◆ **Material provided**:

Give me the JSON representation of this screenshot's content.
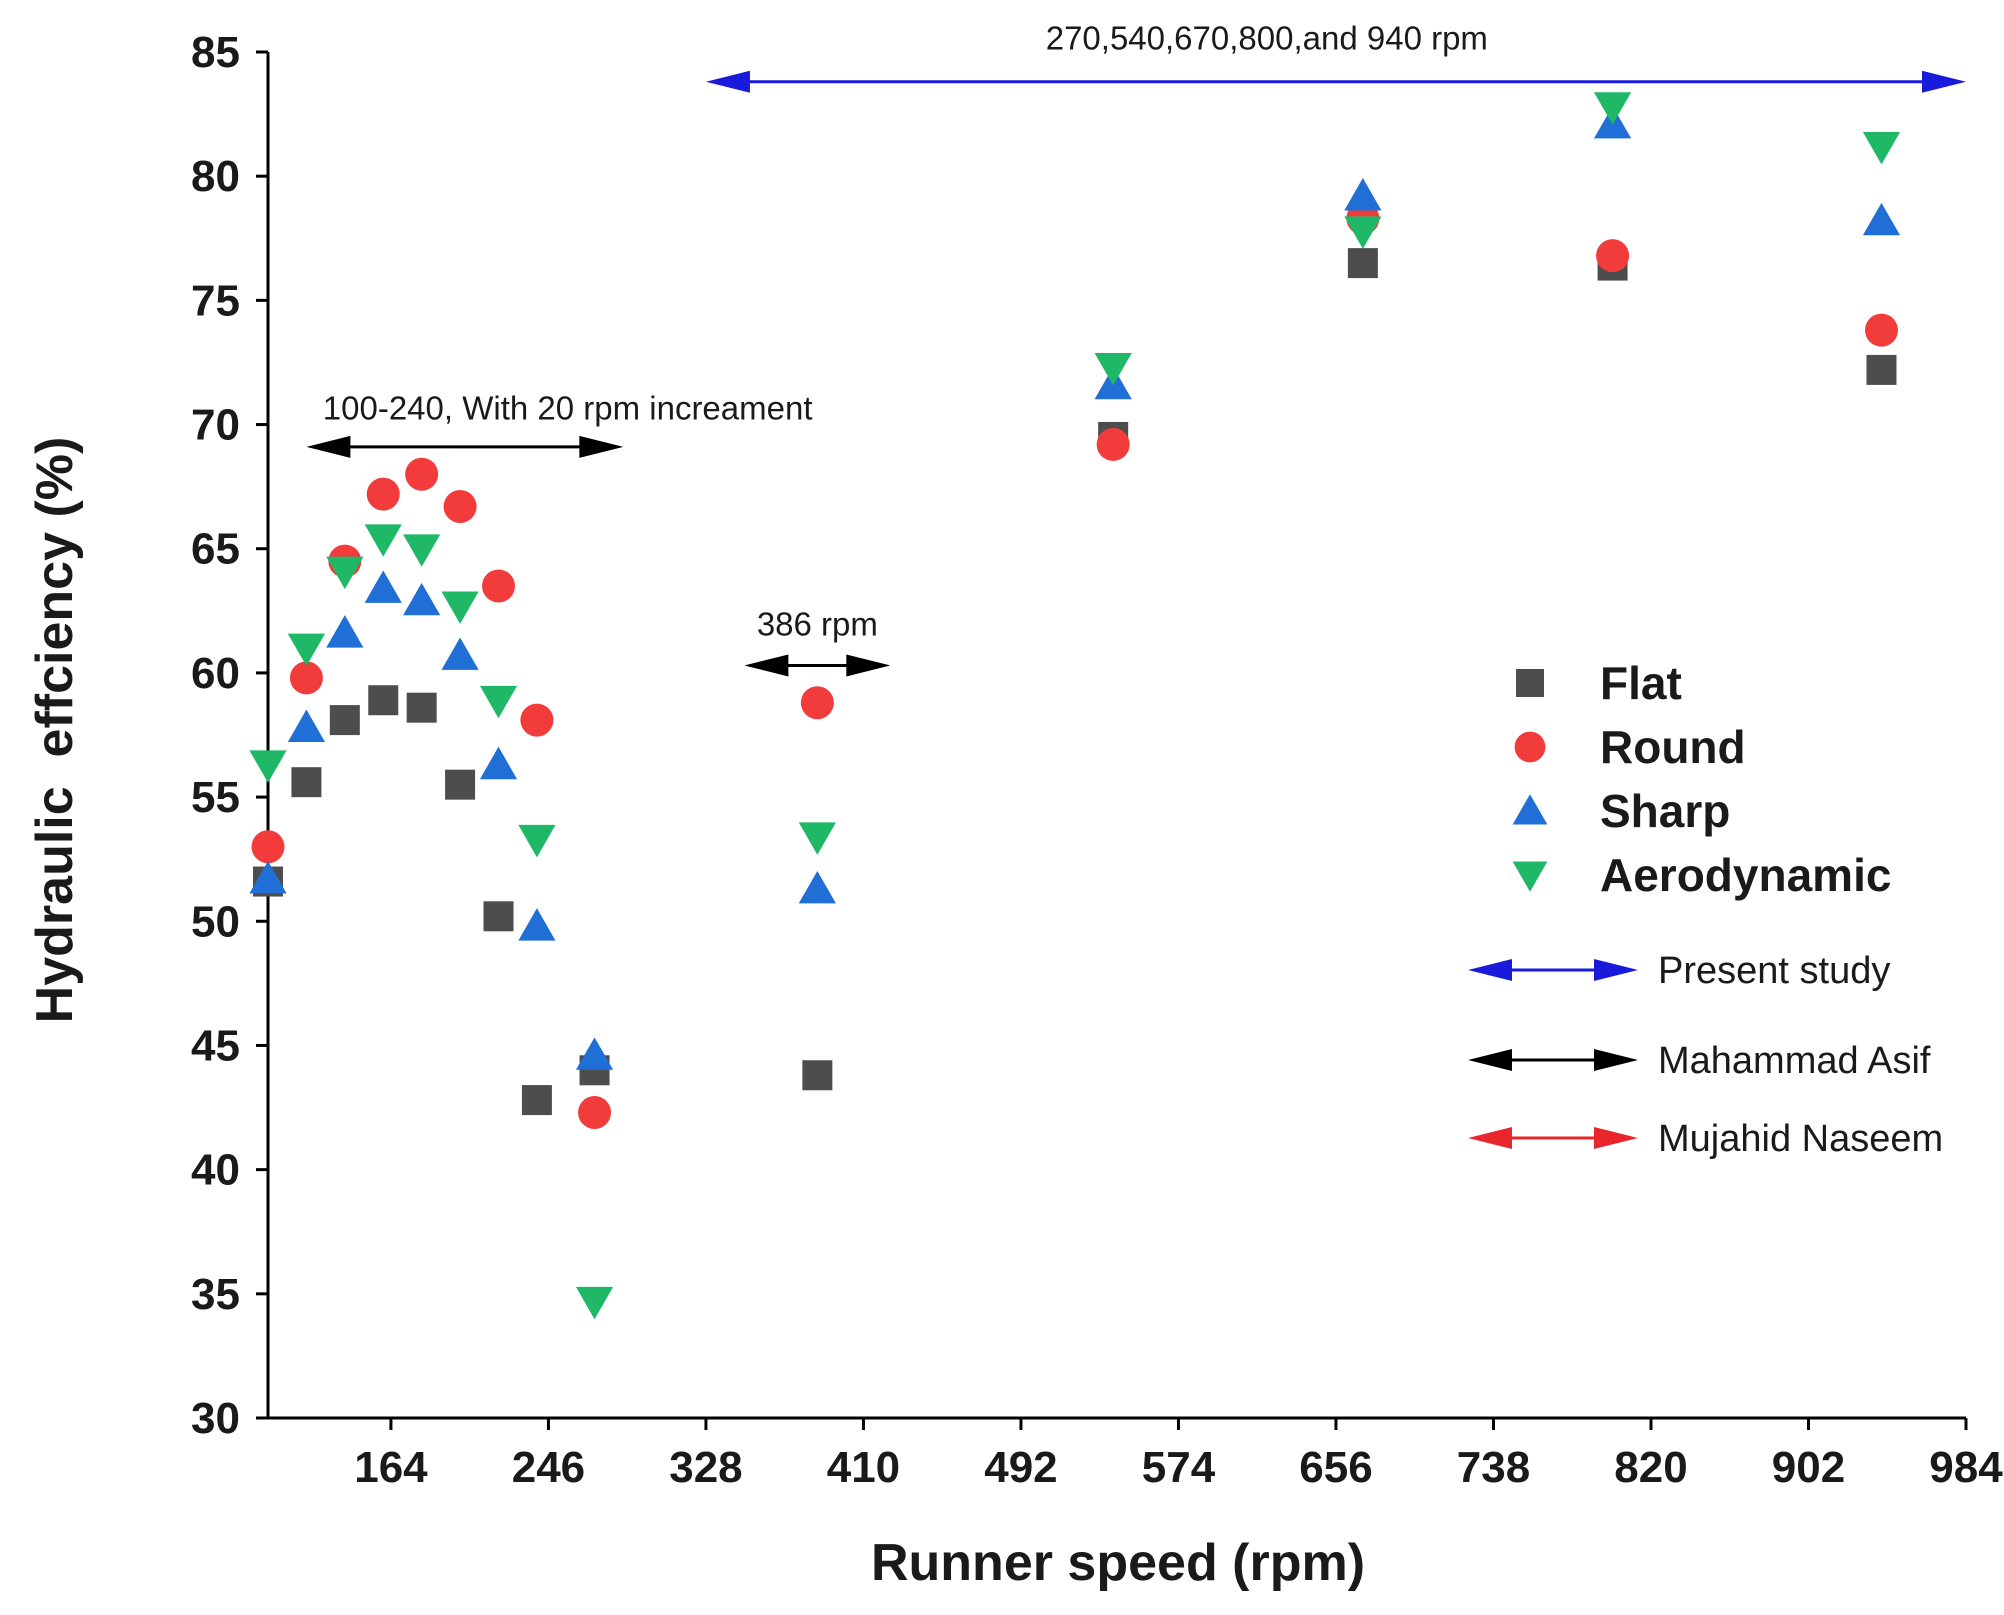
{
  "chart_data": {
    "type": "scatter",
    "title": "",
    "xlabel": "Runner speed (rpm)",
    "ylabel": "Hydraulic  effciency (%)",
    "xlim": [
      100,
      984
    ],
    "ylim": [
      30,
      85
    ],
    "xticks": [
      164,
      246,
      328,
      410,
      492,
      574,
      656,
      738,
      820,
      902,
      984
    ],
    "yticks": [
      30,
      35,
      40,
      45,
      50,
      55,
      60,
      65,
      70,
      75,
      80,
      85
    ],
    "grid": false,
    "series": [
      {
        "name": "Flat",
        "marker": "square",
        "color": "#4d4d4d",
        "points": [
          [
            100,
            51.6
          ],
          [
            120,
            55.6
          ],
          [
            140,
            58.1
          ],
          [
            160,
            58.9
          ],
          [
            180,
            58.6
          ],
          [
            200,
            55.5
          ],
          [
            220,
            50.2
          ],
          [
            240,
            42.8
          ],
          [
            270,
            44.0
          ],
          [
            386,
            43.8
          ],
          [
            540,
            69.5
          ],
          [
            670,
            76.5
          ],
          [
            800,
            76.4
          ],
          [
            940,
            72.2
          ]
        ]
      },
      {
        "name": "Round",
        "marker": "circle",
        "color": "#f23b3b",
        "points": [
          [
            100,
            53.0
          ],
          [
            120,
            59.8
          ],
          [
            140,
            64.5
          ],
          [
            160,
            67.2
          ],
          [
            180,
            68.0
          ],
          [
            200,
            66.7
          ],
          [
            220,
            63.5
          ],
          [
            240,
            58.1
          ],
          [
            270,
            42.3
          ],
          [
            386,
            58.8
          ],
          [
            540,
            69.2
          ],
          [
            670,
            78.3
          ],
          [
            800,
            76.8
          ],
          [
            940,
            73.8
          ]
        ]
      },
      {
        "name": "Sharp",
        "marker": "triangle-up",
        "color": "#1f6fd6",
        "points": [
          [
            100,
            51.7
          ],
          [
            120,
            57.8
          ],
          [
            140,
            61.6
          ],
          [
            160,
            63.4
          ],
          [
            180,
            62.9
          ],
          [
            200,
            60.7
          ],
          [
            220,
            56.3
          ],
          [
            240,
            49.8
          ],
          [
            270,
            44.6
          ],
          [
            386,
            51.3
          ],
          [
            540,
            71.6
          ],
          [
            670,
            79.2
          ],
          [
            800,
            82.1
          ],
          [
            940,
            78.2
          ]
        ]
      },
      {
        "name": "Aerodynamic",
        "marker": "triangle-down",
        "color": "#1fb866",
        "points": [
          [
            100,
            56.3
          ],
          [
            120,
            61.0
          ],
          [
            140,
            64.1
          ],
          [
            160,
            65.4
          ],
          [
            180,
            65.0
          ],
          [
            200,
            62.7
          ],
          [
            220,
            58.9
          ],
          [
            240,
            53.3
          ],
          [
            270,
            34.7
          ],
          [
            386,
            53.4
          ],
          [
            540,
            72.3
          ],
          [
            670,
            77.8
          ],
          [
            800,
            82.8
          ],
          [
            940,
            81.2
          ]
        ]
      }
    ],
    "annotations": [
      {
        "text": "270,540,670,800,and 940 rpm",
        "color": "#1a1adb",
        "x_from": 328,
        "x_to": 984,
        "y": 83.8,
        "label_x": 620,
        "label_y": 85.1
      },
      {
        "text": "100-240, With 20 rpm increament",
        "color": "#000000",
        "x_from": 120,
        "x_to": 285,
        "y": 69.1,
        "label_x": 256,
        "label_y": 70.2
      },
      {
        "text": "386 rpm",
        "color": "#000000",
        "x_from": 348,
        "x_to": 424,
        "y": 60.3,
        "label_x": 386,
        "label_y": 61.5
      }
    ],
    "legend": {
      "position": "right-middle",
      "marker_entries": [
        "Flat",
        "Round",
        "Sharp",
        "Aerodynamic"
      ],
      "arrow_entries": [
        {
          "label": "Present study",
          "color": "#1a1adb"
        },
        {
          "label": "Mahammad Asif",
          "color": "#000000"
        },
        {
          "label": "Mujahid Naseem",
          "color": "#e8262b"
        }
      ]
    }
  }
}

◆ **Requirements**:
Leave the images out, please, and restate each line word for word.

◆ **Reply to the task**:
Give me the JSON representation of this screenshot's content.
{
  "chart_data": {
    "type": "scatter",
    "title": "",
    "xlabel": "Runner speed (rpm)",
    "ylabel": "Hydraulic  effciency (%)",
    "xlim": [
      100,
      984
    ],
    "ylim": [
      30,
      85
    ],
    "xticks": [
      164,
      246,
      328,
      410,
      492,
      574,
      656,
      738,
      820,
      902,
      984
    ],
    "yticks": [
      30,
      35,
      40,
      45,
      50,
      55,
      60,
      65,
      70,
      75,
      80,
      85
    ],
    "grid": false,
    "series": [
      {
        "name": "Flat",
        "marker": "square",
        "color": "#4d4d4d",
        "points": [
          [
            100,
            51.6
          ],
          [
            120,
            55.6
          ],
          [
            140,
            58.1
          ],
          [
            160,
            58.9
          ],
          [
            180,
            58.6
          ],
          [
            200,
            55.5
          ],
          [
            220,
            50.2
          ],
          [
            240,
            42.8
          ],
          [
            270,
            44.0
          ],
          [
            386,
            43.8
          ],
          [
            540,
            69.5
          ],
          [
            670,
            76.5
          ],
          [
            800,
            76.4
          ],
          [
            940,
            72.2
          ]
        ]
      },
      {
        "name": "Round",
        "marker": "circle",
        "color": "#f23b3b",
        "points": [
          [
            100,
            53.0
          ],
          [
            120,
            59.8
          ],
          [
            140,
            64.5
          ],
          [
            160,
            67.2
          ],
          [
            180,
            68.0
          ],
          [
            200,
            66.7
          ],
          [
            220,
            63.5
          ],
          [
            240,
            58.1
          ],
          [
            270,
            42.3
          ],
          [
            386,
            58.8
          ],
          [
            540,
            69.2
          ],
          [
            670,
            78.3
          ],
          [
            800,
            76.8
          ],
          [
            940,
            73.8
          ]
        ]
      },
      {
        "name": "Sharp",
        "marker": "triangle-up",
        "color": "#1f6fd6",
        "points": [
          [
            100,
            51.7
          ],
          [
            120,
            57.8
          ],
          [
            140,
            61.6
          ],
          [
            160,
            63.4
          ],
          [
            180,
            62.9
          ],
          [
            200,
            60.7
          ],
          [
            220,
            56.3
          ],
          [
            240,
            49.8
          ],
          [
            270,
            44.6
          ],
          [
            386,
            51.3
          ],
          [
            540,
            71.6
          ],
          [
            670,
            79.2
          ],
          [
            800,
            82.1
          ],
          [
            940,
            78.2
          ]
        ]
      },
      {
        "name": "Aerodynamic",
        "marker": "triangle-down",
        "color": "#1fb866",
        "points": [
          [
            100,
            56.3
          ],
          [
            120,
            61.0
          ],
          [
            140,
            64.1
          ],
          [
            160,
            65.4
          ],
          [
            180,
            65.0
          ],
          [
            200,
            62.7
          ],
          [
            220,
            58.9
          ],
          [
            240,
            53.3
          ],
          [
            270,
            34.7
          ],
          [
            386,
            53.4
          ],
          [
            540,
            72.3
          ],
          [
            670,
            77.8
          ],
          [
            800,
            82.8
          ],
          [
            940,
            81.2
          ]
        ]
      }
    ],
    "annotations": [
      {
        "text": "270,540,670,800,and 940 rpm",
        "color": "#1a1adb",
        "x_from": 328,
        "x_to": 984,
        "y": 83.8,
        "label_x": 620,
        "label_y": 85.1
      },
      {
        "text": "100-240, With 20 rpm increament",
        "color": "#000000",
        "x_from": 120,
        "x_to": 285,
        "y": 69.1,
        "label_x": 256,
        "label_y": 70.2
      },
      {
        "text": "386 rpm",
        "color": "#000000",
        "x_from": 348,
        "x_to": 424,
        "y": 60.3,
        "label_x": 386,
        "label_y": 61.5
      }
    ],
    "legend": {
      "position": "right-middle",
      "marker_entries": [
        "Flat",
        "Round",
        "Sharp",
        "Aerodynamic"
      ],
      "arrow_entries": [
        {
          "label": "Present study",
          "color": "#1a1adb"
        },
        {
          "label": "Mahammad Asif",
          "color": "#000000"
        },
        {
          "label": "Mujahid Naseem",
          "color": "#e8262b"
        }
      ]
    }
  }
}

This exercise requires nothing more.